[Dataset records]
· · · ·
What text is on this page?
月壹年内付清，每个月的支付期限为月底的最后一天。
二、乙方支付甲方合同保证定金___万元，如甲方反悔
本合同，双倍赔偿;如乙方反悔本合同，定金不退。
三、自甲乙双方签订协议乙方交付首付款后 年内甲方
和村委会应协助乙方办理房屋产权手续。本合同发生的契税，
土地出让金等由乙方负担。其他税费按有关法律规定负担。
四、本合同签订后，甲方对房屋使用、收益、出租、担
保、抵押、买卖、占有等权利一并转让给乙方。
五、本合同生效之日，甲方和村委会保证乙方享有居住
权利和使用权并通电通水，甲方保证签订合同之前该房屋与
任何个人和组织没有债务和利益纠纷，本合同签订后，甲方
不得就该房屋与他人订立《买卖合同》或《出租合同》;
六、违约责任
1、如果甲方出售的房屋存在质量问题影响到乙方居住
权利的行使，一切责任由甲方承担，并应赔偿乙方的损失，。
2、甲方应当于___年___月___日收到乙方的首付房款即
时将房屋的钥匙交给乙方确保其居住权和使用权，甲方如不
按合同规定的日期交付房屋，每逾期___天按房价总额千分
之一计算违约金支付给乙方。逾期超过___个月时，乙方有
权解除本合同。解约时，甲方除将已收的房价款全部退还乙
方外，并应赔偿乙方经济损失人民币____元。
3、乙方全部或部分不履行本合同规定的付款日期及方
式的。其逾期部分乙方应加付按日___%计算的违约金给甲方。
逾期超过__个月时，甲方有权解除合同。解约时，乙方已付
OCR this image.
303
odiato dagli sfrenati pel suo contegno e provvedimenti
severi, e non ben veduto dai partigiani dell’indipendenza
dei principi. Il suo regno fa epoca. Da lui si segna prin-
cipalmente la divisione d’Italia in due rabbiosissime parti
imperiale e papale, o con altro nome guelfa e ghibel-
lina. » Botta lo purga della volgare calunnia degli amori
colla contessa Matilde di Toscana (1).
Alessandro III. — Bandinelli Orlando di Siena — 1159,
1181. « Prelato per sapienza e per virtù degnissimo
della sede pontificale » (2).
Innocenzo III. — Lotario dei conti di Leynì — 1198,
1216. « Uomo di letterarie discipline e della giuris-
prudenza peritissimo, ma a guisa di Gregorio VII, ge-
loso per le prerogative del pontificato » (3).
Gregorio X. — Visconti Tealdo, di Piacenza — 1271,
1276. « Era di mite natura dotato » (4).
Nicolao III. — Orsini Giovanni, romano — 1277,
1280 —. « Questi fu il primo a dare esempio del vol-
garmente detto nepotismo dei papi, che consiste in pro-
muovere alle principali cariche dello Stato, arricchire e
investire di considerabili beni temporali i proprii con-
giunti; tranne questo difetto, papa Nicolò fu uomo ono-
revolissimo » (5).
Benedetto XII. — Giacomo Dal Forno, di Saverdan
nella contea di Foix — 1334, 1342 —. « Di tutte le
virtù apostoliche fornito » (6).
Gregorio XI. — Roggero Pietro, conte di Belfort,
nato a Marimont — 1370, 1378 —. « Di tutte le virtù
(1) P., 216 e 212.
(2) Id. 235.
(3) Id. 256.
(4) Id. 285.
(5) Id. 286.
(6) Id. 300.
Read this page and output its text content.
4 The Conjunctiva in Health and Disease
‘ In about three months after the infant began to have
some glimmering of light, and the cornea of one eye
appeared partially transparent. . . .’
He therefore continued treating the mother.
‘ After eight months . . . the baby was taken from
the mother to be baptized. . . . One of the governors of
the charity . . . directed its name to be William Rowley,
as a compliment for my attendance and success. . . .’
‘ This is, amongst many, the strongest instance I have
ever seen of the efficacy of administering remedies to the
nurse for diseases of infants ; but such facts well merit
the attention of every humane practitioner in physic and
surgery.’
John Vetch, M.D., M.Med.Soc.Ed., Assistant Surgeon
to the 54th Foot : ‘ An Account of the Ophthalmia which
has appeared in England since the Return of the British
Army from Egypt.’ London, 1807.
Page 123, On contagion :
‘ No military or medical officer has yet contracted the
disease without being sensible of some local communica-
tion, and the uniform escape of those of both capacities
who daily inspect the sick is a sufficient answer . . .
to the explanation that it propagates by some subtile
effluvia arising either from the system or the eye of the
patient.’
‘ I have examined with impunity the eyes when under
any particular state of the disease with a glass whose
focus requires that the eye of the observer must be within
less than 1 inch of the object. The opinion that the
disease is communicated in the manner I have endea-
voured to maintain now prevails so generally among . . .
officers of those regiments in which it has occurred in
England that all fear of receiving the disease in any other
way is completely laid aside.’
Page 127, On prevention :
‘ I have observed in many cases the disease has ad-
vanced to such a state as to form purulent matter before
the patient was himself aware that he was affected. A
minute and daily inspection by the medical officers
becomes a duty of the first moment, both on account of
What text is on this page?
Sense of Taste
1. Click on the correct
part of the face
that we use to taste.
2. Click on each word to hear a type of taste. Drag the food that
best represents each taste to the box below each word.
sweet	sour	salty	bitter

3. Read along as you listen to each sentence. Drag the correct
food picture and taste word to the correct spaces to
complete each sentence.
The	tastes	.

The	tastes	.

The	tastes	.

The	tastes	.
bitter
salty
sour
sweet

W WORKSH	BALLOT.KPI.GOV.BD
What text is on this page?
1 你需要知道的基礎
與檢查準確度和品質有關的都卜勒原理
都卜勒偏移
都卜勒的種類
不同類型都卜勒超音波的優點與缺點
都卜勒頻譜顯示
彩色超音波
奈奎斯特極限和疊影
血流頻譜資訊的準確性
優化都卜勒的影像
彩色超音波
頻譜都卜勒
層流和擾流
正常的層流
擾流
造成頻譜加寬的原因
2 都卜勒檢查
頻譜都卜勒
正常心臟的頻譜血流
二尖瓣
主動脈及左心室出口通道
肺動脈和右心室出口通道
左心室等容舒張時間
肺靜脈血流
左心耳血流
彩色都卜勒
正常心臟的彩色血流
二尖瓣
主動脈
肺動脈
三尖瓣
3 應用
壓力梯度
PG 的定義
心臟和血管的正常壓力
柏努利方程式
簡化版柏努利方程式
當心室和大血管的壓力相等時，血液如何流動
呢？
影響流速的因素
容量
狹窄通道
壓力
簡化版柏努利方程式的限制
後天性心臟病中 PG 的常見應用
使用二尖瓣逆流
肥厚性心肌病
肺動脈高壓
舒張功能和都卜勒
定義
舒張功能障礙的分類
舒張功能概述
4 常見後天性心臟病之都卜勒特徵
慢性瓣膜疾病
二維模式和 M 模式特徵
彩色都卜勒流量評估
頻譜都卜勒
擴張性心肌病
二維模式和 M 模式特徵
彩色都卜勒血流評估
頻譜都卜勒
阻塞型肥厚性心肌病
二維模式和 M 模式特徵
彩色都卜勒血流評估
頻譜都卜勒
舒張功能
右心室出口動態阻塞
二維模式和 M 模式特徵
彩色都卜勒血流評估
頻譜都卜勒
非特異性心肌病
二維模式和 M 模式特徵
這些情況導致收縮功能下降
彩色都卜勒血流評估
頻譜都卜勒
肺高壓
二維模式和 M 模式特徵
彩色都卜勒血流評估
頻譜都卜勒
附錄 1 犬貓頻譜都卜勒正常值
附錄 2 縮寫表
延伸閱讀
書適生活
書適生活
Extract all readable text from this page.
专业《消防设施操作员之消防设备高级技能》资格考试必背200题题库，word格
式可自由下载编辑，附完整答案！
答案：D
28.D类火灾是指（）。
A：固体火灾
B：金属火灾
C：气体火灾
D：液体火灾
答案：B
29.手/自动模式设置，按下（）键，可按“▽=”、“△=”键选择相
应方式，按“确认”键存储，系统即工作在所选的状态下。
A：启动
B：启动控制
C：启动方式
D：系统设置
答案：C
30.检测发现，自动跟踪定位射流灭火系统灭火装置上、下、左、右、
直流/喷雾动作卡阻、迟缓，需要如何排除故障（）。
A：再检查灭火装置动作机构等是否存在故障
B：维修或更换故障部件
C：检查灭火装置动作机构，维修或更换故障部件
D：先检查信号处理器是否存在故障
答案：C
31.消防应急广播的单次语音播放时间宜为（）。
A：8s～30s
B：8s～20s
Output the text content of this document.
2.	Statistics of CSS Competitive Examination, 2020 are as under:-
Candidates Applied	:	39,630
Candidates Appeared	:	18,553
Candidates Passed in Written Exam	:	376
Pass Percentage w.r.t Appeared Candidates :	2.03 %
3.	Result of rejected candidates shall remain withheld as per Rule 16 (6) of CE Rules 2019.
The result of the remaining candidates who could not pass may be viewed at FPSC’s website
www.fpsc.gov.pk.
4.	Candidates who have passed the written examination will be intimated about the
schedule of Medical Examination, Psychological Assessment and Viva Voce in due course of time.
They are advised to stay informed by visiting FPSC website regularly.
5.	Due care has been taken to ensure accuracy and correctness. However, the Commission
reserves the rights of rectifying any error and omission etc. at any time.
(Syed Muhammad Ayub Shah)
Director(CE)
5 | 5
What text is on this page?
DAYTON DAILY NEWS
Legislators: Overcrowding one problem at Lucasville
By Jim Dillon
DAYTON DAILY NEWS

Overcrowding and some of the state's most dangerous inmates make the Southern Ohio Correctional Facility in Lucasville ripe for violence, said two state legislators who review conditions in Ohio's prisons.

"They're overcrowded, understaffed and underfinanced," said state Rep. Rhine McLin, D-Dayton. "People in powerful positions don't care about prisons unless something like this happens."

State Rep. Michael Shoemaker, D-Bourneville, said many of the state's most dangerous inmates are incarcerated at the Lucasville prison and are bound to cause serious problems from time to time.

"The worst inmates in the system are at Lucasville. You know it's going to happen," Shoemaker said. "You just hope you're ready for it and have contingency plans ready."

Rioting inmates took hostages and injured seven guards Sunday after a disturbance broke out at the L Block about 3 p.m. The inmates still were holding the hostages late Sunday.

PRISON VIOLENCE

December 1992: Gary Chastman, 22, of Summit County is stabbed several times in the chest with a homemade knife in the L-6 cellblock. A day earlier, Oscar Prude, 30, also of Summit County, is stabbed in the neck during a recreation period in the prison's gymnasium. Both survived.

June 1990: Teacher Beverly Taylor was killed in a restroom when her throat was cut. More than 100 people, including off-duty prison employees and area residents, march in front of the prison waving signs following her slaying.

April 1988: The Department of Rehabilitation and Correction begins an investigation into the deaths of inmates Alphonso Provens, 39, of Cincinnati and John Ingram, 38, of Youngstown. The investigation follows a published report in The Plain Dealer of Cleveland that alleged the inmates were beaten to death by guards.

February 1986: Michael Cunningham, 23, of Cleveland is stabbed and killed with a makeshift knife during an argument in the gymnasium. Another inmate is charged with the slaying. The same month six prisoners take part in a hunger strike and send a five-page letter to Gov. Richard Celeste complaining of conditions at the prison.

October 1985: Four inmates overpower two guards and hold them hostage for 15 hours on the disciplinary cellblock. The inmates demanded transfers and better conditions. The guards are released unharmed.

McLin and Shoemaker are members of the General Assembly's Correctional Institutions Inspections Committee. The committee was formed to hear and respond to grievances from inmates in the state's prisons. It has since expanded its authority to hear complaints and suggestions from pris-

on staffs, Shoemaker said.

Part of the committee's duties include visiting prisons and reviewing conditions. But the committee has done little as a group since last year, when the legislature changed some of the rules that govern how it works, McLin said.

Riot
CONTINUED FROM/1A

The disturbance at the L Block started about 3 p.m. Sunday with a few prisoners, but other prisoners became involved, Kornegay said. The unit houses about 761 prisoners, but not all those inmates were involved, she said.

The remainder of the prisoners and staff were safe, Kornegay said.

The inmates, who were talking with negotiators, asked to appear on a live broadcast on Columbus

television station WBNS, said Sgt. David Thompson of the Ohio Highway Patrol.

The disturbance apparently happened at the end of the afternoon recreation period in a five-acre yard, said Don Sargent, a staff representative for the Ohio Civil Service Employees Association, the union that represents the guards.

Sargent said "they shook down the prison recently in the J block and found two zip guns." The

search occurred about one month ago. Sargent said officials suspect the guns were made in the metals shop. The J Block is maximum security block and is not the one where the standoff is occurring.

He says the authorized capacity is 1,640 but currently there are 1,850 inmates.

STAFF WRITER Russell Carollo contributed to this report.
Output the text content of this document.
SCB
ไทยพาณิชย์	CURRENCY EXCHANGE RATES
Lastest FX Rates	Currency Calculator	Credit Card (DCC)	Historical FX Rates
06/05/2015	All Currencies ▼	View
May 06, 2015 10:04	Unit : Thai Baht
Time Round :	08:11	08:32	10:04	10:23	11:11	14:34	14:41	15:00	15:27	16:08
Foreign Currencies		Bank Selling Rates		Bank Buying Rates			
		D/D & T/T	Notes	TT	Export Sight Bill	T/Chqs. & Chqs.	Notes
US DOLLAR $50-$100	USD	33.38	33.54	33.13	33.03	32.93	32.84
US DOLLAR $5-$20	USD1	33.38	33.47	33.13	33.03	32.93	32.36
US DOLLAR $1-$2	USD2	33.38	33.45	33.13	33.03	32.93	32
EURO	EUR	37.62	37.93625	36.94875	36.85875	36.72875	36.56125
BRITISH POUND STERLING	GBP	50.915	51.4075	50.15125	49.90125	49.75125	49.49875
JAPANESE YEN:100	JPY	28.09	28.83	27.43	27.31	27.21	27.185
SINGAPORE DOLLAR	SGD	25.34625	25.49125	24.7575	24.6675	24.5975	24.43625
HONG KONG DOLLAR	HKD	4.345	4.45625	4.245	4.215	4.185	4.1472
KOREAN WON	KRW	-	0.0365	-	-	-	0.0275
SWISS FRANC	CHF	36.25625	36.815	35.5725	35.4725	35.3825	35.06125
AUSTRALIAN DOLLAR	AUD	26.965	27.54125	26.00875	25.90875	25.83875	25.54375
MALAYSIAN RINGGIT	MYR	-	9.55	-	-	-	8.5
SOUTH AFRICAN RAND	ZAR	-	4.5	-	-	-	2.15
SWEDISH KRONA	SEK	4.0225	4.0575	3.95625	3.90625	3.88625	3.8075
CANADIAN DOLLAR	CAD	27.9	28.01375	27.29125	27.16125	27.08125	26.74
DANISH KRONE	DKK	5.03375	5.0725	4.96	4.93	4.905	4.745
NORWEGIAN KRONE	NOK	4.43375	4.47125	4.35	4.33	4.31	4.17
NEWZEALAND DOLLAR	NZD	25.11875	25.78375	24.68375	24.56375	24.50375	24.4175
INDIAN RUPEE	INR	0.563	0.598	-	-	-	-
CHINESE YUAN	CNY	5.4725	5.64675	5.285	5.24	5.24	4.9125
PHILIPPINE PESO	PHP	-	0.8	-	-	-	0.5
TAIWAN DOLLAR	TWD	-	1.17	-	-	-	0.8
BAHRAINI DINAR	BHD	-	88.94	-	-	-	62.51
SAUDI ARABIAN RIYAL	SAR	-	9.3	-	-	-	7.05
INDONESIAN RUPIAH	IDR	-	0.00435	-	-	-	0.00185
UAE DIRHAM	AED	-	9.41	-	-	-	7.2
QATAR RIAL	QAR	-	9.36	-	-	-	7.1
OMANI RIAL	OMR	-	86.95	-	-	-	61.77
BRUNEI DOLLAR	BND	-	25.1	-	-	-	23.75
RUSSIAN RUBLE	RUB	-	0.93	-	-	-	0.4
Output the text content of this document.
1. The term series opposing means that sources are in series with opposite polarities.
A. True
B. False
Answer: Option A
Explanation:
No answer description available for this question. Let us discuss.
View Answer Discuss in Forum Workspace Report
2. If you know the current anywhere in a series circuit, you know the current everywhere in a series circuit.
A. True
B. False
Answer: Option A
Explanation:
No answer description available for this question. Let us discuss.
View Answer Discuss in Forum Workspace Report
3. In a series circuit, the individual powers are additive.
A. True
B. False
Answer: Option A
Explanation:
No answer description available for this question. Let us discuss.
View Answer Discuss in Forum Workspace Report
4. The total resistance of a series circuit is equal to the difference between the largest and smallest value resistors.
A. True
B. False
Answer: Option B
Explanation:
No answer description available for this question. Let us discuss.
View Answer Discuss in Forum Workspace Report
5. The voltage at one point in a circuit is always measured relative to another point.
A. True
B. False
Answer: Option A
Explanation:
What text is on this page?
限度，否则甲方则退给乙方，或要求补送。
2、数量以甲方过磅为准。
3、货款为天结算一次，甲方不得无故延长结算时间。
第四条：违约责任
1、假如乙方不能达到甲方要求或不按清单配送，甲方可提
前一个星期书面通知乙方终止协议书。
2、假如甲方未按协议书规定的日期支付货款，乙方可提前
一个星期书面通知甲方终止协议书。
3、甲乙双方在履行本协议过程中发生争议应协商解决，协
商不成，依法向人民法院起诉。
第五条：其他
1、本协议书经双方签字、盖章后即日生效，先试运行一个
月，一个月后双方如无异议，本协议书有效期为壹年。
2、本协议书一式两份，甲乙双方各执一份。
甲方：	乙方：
· · · ·
- _DIRECTIONS_:
Give the count of lines in the listing that hold the word "Drag", with no other text.

- _CORRECT ANSWER_:
2